Exercise requirements:
1. Extract, without any changes, the portion of the performance tuning excerpt that opens with the words containing "Increase connection pool" and closes with "pooling: Pooling=true (default)".
2. Answer these questions using the performance tuning excerpt below, marking each answer with its letter:
(a) What value for Max Pool Size does the excerpt give in the connection string?
(b) What maximum memory setting appears in the redis.conf optimizations?
(c) Which eviction policy does the excerpt configure?
3. Using the performance tuning excerpt below, explain in one to three sentences why maxmemory-policy is set to allkeys-lru.

Document passage:

--------------------------------

Increase connection pool size: Max Pool Size=200 in connection string
Verify connections are being properly disposed
Check for long-running queries causing connection blocking
Enable connection pooling: Pooling=true (default)

Performance Tuning¶

Redis Optimization¶

Connection Pooling:

# Cesivi Server automatically pools Redis connections
# Configure connection multiplexer settings:
Cesivi__DistributedState__ConnectionString=redis-host:6379,abortConnect=false,connectTimeout=5000,syncTimeout=5000

Redis Configuration:

# redis.conf optimizations

# Maximum memory (e.g., 2GB)
maxmemory 2gb

# Eviction policy (remove least recently used keys when out of memory)
maxmemory-policy allkeys-lru

# Persistence (RDB + AOF for durability)

--------------------------------

(Dataset entries)
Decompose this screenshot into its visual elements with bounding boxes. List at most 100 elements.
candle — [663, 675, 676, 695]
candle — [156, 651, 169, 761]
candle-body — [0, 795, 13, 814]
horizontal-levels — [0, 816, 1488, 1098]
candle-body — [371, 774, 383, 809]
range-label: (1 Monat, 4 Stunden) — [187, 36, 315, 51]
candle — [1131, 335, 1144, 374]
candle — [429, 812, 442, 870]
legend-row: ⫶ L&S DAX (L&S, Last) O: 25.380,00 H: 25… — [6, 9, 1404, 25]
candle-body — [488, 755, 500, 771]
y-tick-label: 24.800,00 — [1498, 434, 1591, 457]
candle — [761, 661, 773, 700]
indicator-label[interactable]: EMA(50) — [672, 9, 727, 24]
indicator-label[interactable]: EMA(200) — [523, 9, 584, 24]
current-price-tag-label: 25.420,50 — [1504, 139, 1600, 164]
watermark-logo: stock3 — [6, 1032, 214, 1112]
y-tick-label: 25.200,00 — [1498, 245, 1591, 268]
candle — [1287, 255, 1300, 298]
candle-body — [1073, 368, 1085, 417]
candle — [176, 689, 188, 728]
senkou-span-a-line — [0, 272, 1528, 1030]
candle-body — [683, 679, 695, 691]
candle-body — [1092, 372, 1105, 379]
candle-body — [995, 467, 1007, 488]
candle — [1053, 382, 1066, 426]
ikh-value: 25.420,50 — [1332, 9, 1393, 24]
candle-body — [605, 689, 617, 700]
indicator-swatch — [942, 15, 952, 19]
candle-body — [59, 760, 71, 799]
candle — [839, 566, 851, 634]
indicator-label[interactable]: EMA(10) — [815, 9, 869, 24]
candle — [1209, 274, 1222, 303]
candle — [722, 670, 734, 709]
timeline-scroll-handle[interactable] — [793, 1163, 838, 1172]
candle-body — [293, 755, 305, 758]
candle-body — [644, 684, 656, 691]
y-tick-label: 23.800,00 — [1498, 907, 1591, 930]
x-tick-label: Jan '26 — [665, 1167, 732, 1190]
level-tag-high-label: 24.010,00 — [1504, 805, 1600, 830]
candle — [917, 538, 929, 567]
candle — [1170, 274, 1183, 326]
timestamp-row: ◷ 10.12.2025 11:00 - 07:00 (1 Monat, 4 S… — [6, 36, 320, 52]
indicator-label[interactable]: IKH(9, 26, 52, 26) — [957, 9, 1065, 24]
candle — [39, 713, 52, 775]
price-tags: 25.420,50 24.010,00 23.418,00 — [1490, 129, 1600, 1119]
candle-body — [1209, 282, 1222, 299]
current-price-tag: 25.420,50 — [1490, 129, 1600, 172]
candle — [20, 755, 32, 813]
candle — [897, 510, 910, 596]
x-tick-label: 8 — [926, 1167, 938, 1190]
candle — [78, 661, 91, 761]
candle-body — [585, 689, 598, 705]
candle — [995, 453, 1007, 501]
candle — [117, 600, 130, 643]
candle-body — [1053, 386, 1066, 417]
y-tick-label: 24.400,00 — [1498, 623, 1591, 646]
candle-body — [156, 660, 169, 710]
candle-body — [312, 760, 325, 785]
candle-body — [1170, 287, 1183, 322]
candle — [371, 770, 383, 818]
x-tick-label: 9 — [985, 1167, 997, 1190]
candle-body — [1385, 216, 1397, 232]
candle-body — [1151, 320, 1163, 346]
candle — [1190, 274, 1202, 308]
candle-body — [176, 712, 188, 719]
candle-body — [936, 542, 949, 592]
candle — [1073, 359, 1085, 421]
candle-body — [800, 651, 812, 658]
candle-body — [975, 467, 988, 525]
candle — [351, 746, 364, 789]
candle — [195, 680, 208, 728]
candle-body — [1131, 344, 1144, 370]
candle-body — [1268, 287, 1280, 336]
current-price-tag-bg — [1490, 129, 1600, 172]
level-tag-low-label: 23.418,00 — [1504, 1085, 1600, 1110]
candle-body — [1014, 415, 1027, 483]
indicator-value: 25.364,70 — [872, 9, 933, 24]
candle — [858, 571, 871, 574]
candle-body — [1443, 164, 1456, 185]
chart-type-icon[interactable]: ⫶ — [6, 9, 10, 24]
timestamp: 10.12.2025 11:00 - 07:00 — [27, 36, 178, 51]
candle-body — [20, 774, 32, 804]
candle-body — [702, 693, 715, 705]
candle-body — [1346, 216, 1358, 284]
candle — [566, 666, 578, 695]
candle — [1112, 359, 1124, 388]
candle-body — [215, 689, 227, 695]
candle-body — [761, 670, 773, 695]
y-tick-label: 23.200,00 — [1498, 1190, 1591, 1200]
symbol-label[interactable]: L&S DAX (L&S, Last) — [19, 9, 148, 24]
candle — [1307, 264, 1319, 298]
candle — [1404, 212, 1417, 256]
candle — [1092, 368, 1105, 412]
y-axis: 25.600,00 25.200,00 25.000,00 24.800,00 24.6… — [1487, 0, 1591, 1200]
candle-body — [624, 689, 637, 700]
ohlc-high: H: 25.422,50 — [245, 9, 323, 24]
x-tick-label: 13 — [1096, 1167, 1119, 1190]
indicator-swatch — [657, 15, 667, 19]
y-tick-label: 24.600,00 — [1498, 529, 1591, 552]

--------------------------------

Solutions per task:
1.
Increase connection pool size: Max Pool Size=200 in connection string
Verify connections are being properly disposed
Check for long-running queries causing connection blocking
Enable connection pooling: Pooling=true (default)

2.
(a) 200
(b) maxmemory 2gb
(c) allkeys-lru

3. The allkeys-lru eviction policy makes Redis remove the least recently used keys when it runs out of memory.